Go through the data below and copy it exactly, skipping every picture.

..............................

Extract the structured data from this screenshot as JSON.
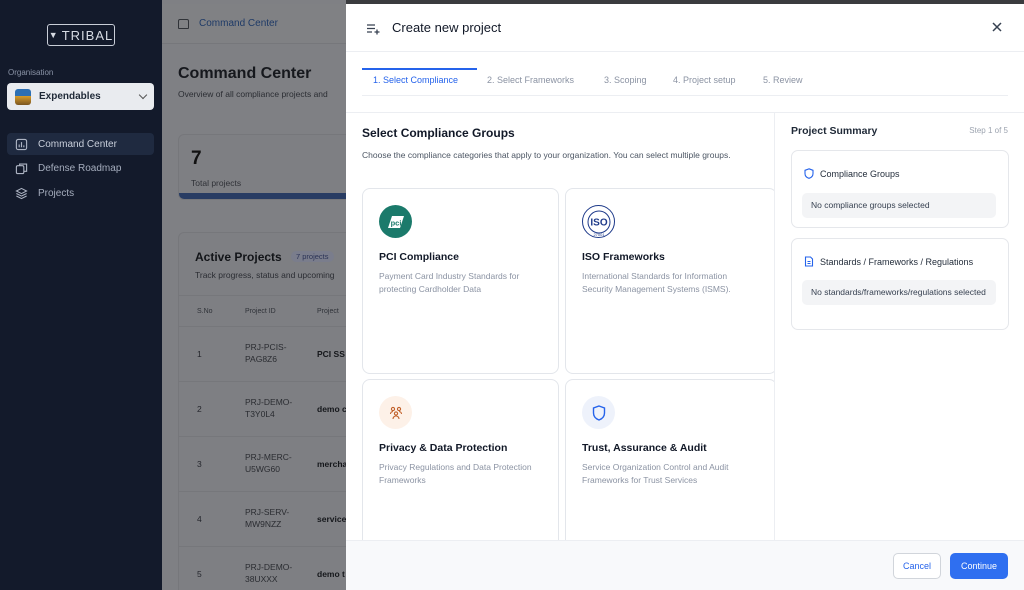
{
  "app": {
    "logo_text": "TRIBAL",
    "org_label": "Organisation",
    "org_name": "Expendables"
  },
  "sidebar": {
    "items": [
      {
        "label": "Command Center",
        "icon": "chart-box-icon",
        "active": true
      },
      {
        "label": "Defense Roadmap",
        "icon": "roadmap-icon",
        "active": false
      },
      {
        "label": "Projects",
        "icon": "layers-icon",
        "active": false
      }
    ]
  },
  "background_page": {
    "breadcrumb": "Command Center",
    "title": "Command Center",
    "subtitle": "Overview of all compliance projects and",
    "stat": {
      "value": "7",
      "label": "Total projects"
    },
    "active_projects": {
      "title": "Active Projects",
      "badge": "7 projects",
      "subtitle": "Track progress, status and upcoming",
      "columns": [
        "S.No",
        "Project ID",
        "Project"
      ],
      "rows": [
        {
          "sno": "1",
          "id": "PRJ-PCIS-PAG8Z6",
          "name": "PCI SS"
        },
        {
          "sno": "2",
          "id": "PRJ-DEMO-T3Y0L4",
          "name": "demo c"
        },
        {
          "sno": "3",
          "id": "PRJ-MERC-U5WG60",
          "name": "mercha"
        },
        {
          "sno": "4",
          "id": "PRJ-SERV-MW9NZZ",
          "name": "service"
        },
        {
          "sno": "5",
          "id": "PRJ-DEMO-38UXXX",
          "name": "demo t"
        }
      ]
    }
  },
  "modal": {
    "title": "Create new project",
    "steps": [
      "1. Select Compliance",
      "2. Select Frameworks",
      "3. Scoping",
      "4. Project setup",
      "5. Review"
    ],
    "active_step": 0,
    "section_title": "Select Compliance Groups",
    "section_desc": "Choose the compliance categories that apply to your organization. You can select multiple groups.",
    "cards": [
      {
        "title": "PCI Compliance",
        "desc": "Payment Card Industry Standards for protecting Cardholder Data",
        "icon": "pci-logo-icon",
        "icon_text": "pci"
      },
      {
        "title": "ISO Frameworks",
        "desc": "International Standards for Information Security Management Systems (ISMS).",
        "icon": "iso-logo-icon",
        "icon_text": "ISO",
        "icon_subtext": "27001"
      },
      {
        "title": "Privacy & Data Protection",
        "desc": "Privacy Regulations and Data Protection Frameworks",
        "icon": "people-icon"
      },
      {
        "title": "Trust, Assurance & Audit",
        "desc": "Service Organization Control and Audit Frameworks for Trust Services",
        "icon": "shield-icon"
      }
    ],
    "summary": {
      "title": "Project Summary",
      "step_indicator": "Step 1 of 5",
      "compliance_label": "Compliance Groups",
      "compliance_empty": "No compliance groups selected",
      "standards_label": "Standards / Frameworks / Regulations",
      "standards_empty": "No standards/frameworks/regulations selected"
    },
    "footer": {
      "cancel": "Cancel",
      "continue": "Continue"
    }
  },
  "colors": {
    "accent": "#2563eb",
    "sidebar_bg": "#131a2b",
    "pci_green": "#1b7a6b",
    "privacy_orange": "#c2612b"
  }
}
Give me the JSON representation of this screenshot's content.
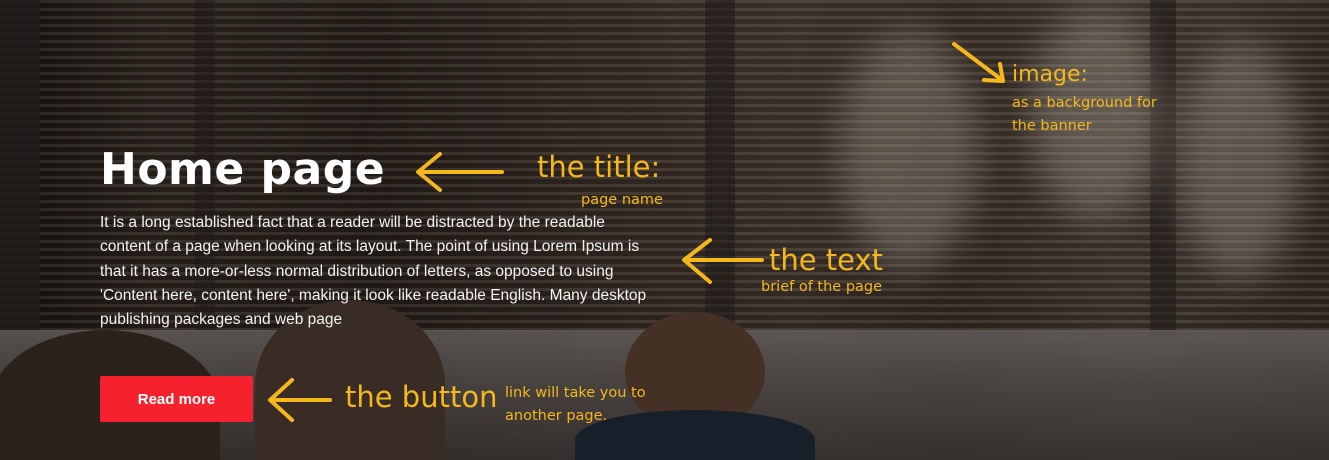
{
  "banner": {
    "title": "Home page",
    "text": "It is a long established fact that a reader will be distracted by the readable content of a page when looking at its layout. The point of using Lorem Ipsum is that it has a more-or-less normal distribution of letters, as opposed to using 'Content here, content here', making it look like readable English. Many desktop publishing packages and web page",
    "button_label": "Read more",
    "button_color": "#f5222d",
    "background_image": "photo-of-people-sitting-outside-building"
  },
  "annotations": {
    "image_label": "image:",
    "image_desc_line1": "as a background for",
    "image_desc_line2": "the banner",
    "title_label": "the title:",
    "title_desc": "page name",
    "text_label": "the text",
    "text_desc": "brief of the page",
    "button_label": "the button",
    "button_desc_line1": "link will take you to",
    "button_desc_line2": "another page.",
    "color": "#f5b81c"
  }
}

..............................

_SOLUTION_.
Extract the structured data from this screenshot as JSON.
{
  "app": {
    "logo_text": "TRIBAL",
    "org_label": "Organisation",
    "org_name": "Expendables"
  },
  "sidebar": {
    "items": [
      {
        "label": "Command Center",
        "icon": "chart-box-icon",
        "active": true
      },
      {
        "label": "Defense Roadmap",
        "icon": "roadmap-icon",
        "active": false
      },
      {
        "label": "Projects",
        "icon": "layers-icon",
        "active": false
      }
    ]
  },
  "background_page": {
    "breadcrumb": "Command Center",
    "title": "Command Center",
    "subtitle": "Overview of all compliance projects and",
    "stat": {
      "value": "7",
      "label": "Total projects"
    },
    "active_projects": {
      "title": "Active Projects",
      "badge": "7 projects",
      "subtitle": "Track progress, status and upcoming",
      "columns": [
        "S.No",
        "Project ID",
        "Project"
      ],
      "rows": [
        {
          "sno": "1",
          "id": "PRJ-PCIS-PAG8Z6",
          "name": "PCI SS"
        },
        {
          "sno": "2",
          "id": "PRJ-DEMO-T3Y0L4",
          "name": "demo c"
        },
        {
          "sno": "3",
          "id": "PRJ-MERC-U5WG60",
          "name": "mercha"
        },
        {
          "sno": "4",
          "id": "PRJ-SERV-MW9NZZ",
          "name": "service"
        },
        {
          "sno": "5",
          "id": "PRJ-DEMO-38UXXX",
          "name": "demo t"
        }
      ]
    }
  },
  "modal": {
    "title": "Create new project",
    "steps": [
      "1. Select Compliance",
      "2. Select Frameworks",
      "3. Scoping",
      "4. Project setup",
      "5. Review"
    ],
    "active_step": 0,
    "section_title": "Select Compliance Groups",
    "section_desc": "Choose the compliance categories that apply to your organization. You can select multiple groups.",
    "cards": [
      {
        "title": "PCI Compliance",
        "desc": "Payment Card Industry Standards for protecting Cardholder Data",
        "icon": "pci-logo-icon",
        "icon_text": "pci"
      },
      {
        "title": "ISO Frameworks",
        "desc": "International Standards for Information Security Management Systems (ISMS).",
        "icon": "iso-logo-icon",
        "icon_text": "ISO",
        "icon_subtext": "27001"
      },
      {
        "title": "Privacy & Data Protection",
        "desc": "Privacy Regulations and Data Protection Frameworks",
        "icon": "people-icon"
      },
      {
        "title": "Trust, Assurance & Audit",
        "desc": "Service Organization Control and Audit Frameworks for Trust Services",
        "icon": "shield-icon"
      }
    ],
    "summary": {
      "title": "Project Summary",
      "step_indicator": "Step 1 of 5",
      "compliance_label": "Compliance Groups",
      "compliance_empty": "No compliance groups selected",
      "standards_label": "Standards / Frameworks / Regulations",
      "standards_empty": "No standards/frameworks/regulations selected"
    },
    "footer": {
      "cancel": "Cancel",
      "continue": "Continue"
    }
  },
  "colors": {
    "accent": "#2563eb",
    "sidebar_bg": "#131a2b",
    "pci_green": "#1b7a6b",
    "privacy_orange": "#c2612b"
  }
}
Give me the JSON representation of this screenshot's content.
{
  "banner": {
    "title": "Home page",
    "text": "It is a long established fact that a reader will be distracted by the readable content of a page when looking at its layout. The point of using Lorem Ipsum is that it has a more-or-less normal distribution of letters, as opposed to using 'Content here, content here', making it look like readable English. Many desktop publishing packages and web page",
    "button_label": "Read more",
    "button_color": "#f5222d",
    "background_image": "photo-of-people-sitting-outside-building"
  },
  "annotations": {
    "image_label": "image:",
    "image_desc_line1": "as a background for",
    "image_desc_line2": "the banner",
    "title_label": "the title:",
    "title_desc": "page name",
    "text_label": "the text",
    "text_desc": "brief of the page",
    "button_label": "the button",
    "button_desc_line1": "link will take you to",
    "button_desc_line2": "another page.",
    "color": "#f5b81c"
  }
}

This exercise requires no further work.